** Opening Excerpt to read block **
Ray Kurzweil appears to be planning to use nanobots to bring his dead (since 1970) father to life according to this extract from a recent Rolling Stone interview reproduced at RoughType….

Using technology, he plans to bring his dead father back to life. Kurzweil reveals this to me near the end of our conversation … In a soft voice, he explains how the resurrection would work. “We can find some of his DNA around his grave site – that’s a lot of information right there,” he says. “The AI will send down some nanobots and get some bone or teeth and extract some DNA and put it all together. Then they’ll get some information from my brain and anyone else who still remembers him.”

When I ask how exactly they’ll extract the knowledge from his brain, Kurzweil bristles, as if the answer should be obvious: “Just send nanobots into my brain and reconstruct my recollections and memories.” The machines will capture everything: the piggyback ride to the grocery store, the bedtime reading of Tom Swift, the moment he and his father rejoiced when the letter of acceptance from MIT arrived. To provide the nanobots with even more information, Kurzweil is safeguarding the boxes of his dad’s mementos, so the artificial intelligence has as much data as possible from which to reconstruct him. Father 2.0 could take many forms, he says, from a virtual-reality avatar to a fully functioning robot … “If you can bring back life that was valuable in the past, it should be valuable in the future.”

Most of the comments at RoughType assume that Kurzweil is some kind of sociopath, and there has always been a fine line between genius and madness. Perhaps this does go some way to explaining why many in the singularian camp simply refuse to believe that their version of the future won’t happen – they are just looking for the parental approval they never had as a child.
** Closing Excerpt to read block **
** Opening Input data block **
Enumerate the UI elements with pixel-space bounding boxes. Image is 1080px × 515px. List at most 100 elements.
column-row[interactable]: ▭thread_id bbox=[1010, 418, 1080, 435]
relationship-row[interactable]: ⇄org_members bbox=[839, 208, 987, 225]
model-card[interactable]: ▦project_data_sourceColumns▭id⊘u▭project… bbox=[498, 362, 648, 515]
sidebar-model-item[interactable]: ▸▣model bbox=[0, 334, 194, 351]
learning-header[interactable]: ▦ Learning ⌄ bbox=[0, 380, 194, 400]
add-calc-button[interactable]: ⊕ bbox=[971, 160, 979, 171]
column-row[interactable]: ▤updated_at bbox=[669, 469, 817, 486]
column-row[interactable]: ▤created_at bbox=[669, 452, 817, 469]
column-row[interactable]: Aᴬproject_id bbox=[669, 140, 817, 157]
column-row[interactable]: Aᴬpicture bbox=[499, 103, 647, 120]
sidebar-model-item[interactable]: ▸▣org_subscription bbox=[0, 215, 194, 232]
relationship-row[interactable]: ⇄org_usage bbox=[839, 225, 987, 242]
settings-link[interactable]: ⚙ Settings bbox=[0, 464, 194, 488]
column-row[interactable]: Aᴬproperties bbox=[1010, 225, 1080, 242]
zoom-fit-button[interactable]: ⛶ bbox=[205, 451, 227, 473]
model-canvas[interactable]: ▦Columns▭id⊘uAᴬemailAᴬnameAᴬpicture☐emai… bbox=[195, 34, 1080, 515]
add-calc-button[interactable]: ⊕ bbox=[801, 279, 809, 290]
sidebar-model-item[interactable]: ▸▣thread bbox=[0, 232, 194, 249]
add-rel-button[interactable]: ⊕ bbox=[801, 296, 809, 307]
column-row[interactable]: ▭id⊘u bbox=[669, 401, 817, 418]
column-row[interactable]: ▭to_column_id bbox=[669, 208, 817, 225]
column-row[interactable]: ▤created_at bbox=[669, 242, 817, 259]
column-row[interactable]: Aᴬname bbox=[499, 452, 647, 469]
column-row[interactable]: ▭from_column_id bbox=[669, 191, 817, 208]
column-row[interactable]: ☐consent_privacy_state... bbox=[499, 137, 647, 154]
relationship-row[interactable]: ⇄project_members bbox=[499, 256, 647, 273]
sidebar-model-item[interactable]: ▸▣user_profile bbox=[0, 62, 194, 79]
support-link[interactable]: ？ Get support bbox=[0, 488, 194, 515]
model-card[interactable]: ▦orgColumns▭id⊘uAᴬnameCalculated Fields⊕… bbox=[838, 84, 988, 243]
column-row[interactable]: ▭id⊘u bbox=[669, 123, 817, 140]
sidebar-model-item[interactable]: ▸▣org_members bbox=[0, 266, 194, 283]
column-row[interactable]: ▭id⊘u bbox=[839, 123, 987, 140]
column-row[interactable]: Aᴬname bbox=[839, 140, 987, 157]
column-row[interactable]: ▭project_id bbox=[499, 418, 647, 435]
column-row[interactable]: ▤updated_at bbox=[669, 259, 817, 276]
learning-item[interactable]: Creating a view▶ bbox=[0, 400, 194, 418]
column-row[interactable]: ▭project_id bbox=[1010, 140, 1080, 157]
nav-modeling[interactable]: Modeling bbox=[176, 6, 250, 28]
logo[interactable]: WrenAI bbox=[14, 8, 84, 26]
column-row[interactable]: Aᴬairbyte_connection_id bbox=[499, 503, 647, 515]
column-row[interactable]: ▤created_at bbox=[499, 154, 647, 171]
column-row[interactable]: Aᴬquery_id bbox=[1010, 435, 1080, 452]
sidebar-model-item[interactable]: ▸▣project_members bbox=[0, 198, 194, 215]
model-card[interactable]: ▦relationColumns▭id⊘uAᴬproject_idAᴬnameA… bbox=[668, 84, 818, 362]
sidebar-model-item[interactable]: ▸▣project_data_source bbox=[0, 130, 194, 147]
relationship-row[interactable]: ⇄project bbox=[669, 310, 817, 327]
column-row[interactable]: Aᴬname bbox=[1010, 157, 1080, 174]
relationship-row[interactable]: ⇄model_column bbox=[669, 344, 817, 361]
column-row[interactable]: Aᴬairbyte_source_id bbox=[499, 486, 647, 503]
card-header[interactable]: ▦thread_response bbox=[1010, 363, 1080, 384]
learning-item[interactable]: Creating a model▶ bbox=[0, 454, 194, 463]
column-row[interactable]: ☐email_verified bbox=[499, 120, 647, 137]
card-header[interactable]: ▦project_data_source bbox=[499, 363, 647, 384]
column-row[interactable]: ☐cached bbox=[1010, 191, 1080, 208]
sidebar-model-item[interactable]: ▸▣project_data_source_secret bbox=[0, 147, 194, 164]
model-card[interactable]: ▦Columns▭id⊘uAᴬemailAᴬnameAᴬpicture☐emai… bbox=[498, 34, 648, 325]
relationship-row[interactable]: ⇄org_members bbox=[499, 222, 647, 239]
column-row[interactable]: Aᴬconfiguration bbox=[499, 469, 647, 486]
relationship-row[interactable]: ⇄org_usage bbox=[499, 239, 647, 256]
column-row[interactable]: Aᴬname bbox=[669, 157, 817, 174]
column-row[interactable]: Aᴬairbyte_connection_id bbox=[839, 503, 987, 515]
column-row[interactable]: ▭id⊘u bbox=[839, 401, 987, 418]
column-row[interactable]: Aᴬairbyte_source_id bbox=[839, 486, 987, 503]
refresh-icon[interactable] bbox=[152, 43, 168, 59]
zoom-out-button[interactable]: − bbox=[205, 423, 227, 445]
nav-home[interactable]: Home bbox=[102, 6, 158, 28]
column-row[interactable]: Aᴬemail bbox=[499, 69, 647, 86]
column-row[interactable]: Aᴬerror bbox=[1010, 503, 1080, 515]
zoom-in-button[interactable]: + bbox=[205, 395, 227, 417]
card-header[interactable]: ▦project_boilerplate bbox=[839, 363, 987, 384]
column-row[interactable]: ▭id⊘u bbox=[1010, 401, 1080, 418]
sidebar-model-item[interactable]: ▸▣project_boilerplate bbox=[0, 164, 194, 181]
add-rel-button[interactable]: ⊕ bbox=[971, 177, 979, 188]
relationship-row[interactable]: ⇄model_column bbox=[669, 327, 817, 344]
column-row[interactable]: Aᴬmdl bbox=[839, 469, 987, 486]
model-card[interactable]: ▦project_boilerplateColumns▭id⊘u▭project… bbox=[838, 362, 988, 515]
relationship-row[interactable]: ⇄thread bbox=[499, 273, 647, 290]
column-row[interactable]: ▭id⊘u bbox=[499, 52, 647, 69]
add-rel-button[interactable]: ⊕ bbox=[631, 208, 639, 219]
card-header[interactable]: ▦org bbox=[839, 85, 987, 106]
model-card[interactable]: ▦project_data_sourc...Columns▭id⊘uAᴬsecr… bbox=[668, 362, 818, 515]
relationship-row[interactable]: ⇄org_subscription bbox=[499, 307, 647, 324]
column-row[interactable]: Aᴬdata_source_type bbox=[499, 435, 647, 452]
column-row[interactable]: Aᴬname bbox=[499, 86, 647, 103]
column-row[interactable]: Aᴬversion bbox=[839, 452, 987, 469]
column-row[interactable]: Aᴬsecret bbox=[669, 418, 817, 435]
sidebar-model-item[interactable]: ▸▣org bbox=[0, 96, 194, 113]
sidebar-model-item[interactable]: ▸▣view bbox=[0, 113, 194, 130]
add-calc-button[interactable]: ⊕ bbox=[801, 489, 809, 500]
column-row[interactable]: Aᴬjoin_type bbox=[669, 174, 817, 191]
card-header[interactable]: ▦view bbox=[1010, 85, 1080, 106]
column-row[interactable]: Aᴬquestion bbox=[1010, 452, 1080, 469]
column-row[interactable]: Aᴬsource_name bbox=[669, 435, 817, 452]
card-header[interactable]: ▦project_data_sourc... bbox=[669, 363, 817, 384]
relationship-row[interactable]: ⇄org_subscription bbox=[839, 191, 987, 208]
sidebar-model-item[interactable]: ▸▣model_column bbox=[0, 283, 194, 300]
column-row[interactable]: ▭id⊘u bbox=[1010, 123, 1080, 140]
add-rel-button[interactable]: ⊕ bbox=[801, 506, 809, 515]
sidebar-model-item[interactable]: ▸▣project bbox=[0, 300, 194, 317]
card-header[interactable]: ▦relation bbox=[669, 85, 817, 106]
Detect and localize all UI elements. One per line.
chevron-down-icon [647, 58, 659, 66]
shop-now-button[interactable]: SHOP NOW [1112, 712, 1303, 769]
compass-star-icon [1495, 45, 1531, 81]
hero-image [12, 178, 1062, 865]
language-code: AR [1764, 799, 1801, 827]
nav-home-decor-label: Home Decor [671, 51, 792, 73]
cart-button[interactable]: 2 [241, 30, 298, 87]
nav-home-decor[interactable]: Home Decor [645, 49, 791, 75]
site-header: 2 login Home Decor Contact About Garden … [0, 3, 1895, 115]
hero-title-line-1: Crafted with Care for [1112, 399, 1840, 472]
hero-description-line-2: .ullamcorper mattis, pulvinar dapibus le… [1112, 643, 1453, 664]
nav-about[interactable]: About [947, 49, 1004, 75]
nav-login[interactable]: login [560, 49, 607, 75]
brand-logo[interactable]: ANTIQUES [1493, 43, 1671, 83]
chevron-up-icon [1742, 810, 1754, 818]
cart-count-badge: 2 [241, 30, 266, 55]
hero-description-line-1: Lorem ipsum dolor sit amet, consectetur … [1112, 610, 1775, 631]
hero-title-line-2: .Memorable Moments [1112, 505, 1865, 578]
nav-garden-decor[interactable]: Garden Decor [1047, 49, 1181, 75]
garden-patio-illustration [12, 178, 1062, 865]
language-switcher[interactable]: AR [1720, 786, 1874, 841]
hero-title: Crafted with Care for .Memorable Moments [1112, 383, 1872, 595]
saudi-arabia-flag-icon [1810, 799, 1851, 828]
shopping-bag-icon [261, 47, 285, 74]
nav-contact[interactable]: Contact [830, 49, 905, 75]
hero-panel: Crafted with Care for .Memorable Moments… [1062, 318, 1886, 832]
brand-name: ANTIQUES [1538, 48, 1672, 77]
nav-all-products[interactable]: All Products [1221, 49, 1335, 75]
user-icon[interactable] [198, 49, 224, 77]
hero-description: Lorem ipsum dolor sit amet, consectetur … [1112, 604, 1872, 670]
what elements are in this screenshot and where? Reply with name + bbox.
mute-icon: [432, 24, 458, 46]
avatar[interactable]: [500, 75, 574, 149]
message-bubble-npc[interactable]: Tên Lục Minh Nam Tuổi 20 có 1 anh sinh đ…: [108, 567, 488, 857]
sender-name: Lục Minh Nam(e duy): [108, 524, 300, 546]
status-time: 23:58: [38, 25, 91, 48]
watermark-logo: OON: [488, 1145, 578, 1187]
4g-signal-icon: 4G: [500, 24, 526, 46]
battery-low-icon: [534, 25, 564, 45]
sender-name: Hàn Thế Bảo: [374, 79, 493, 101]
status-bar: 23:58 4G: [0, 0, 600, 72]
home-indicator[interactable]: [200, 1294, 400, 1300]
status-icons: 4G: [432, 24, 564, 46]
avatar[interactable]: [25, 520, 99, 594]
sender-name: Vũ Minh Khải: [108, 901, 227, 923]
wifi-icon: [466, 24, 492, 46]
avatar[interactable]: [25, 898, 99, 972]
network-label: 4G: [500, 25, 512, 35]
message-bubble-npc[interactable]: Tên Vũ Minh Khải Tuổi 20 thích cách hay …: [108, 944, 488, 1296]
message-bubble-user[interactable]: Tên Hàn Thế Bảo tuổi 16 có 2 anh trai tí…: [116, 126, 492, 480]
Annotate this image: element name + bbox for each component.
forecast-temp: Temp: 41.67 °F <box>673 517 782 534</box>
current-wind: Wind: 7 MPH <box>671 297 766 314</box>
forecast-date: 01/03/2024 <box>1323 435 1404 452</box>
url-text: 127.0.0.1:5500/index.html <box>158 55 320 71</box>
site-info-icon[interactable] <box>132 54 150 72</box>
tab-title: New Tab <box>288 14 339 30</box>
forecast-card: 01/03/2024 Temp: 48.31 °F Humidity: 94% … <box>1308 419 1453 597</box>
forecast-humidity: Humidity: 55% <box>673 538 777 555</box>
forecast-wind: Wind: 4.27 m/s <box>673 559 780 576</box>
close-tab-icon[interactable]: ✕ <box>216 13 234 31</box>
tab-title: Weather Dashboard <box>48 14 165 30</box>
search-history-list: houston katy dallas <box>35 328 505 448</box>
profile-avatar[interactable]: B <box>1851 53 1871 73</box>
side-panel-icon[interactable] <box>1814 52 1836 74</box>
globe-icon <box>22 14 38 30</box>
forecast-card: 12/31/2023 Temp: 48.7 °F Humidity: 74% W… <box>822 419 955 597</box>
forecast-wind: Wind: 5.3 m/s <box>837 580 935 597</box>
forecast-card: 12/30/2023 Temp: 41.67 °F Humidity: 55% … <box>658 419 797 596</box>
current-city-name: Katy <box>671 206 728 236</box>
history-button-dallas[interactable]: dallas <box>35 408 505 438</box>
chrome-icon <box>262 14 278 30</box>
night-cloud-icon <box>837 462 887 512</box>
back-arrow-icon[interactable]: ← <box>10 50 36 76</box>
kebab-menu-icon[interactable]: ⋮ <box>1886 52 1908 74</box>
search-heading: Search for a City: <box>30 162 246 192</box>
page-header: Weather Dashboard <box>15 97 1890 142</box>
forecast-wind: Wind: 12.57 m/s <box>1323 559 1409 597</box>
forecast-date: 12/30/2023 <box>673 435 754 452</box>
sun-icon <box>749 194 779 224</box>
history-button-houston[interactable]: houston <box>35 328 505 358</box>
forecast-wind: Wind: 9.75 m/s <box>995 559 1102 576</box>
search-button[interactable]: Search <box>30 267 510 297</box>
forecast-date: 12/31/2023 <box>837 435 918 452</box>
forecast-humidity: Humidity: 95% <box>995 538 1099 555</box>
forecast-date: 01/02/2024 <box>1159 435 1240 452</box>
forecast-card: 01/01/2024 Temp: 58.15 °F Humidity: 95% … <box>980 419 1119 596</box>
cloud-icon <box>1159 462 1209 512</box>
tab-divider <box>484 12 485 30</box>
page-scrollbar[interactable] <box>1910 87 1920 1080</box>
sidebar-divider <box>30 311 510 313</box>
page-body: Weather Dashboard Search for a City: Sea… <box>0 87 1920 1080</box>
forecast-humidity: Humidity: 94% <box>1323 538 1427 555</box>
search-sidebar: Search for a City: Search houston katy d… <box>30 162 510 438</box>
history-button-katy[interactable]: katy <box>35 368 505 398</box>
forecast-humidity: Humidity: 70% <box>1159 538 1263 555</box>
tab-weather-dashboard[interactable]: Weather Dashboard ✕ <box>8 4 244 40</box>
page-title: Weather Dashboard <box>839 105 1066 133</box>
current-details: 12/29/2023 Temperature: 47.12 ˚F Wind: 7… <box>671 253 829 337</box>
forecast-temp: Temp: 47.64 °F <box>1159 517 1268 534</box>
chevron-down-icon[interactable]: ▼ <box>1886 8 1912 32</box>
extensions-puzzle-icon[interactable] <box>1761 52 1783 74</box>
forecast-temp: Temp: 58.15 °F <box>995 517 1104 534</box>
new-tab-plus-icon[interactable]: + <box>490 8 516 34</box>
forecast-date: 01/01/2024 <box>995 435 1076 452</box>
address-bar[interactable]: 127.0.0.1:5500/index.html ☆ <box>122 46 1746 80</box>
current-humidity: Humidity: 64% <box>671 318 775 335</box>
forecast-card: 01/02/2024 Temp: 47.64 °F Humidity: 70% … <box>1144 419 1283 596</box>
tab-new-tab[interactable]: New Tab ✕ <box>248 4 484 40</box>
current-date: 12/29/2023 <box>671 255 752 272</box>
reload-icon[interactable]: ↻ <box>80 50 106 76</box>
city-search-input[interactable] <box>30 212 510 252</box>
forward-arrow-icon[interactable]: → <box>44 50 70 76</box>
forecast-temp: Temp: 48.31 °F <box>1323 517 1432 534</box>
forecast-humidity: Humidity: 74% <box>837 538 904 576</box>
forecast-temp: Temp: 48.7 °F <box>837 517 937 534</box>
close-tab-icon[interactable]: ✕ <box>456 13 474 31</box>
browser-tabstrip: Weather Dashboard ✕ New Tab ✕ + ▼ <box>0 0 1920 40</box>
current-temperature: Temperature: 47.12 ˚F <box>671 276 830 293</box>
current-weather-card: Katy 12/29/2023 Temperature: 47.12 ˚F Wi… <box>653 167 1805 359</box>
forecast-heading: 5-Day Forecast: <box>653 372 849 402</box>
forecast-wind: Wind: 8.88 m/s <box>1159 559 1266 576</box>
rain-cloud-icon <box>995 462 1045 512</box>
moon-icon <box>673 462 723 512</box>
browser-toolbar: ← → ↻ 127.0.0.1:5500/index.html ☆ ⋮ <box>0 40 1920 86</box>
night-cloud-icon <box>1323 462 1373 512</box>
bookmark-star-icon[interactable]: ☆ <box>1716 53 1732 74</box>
** Closing Input data block **
→ Work to be completed
Please answer from the Kurzweil excerpt: what is Kurzweil keeping safe so the nanobots have more information for rebuilding his father?

→ Output of the task
The boxes of his dad's mementos.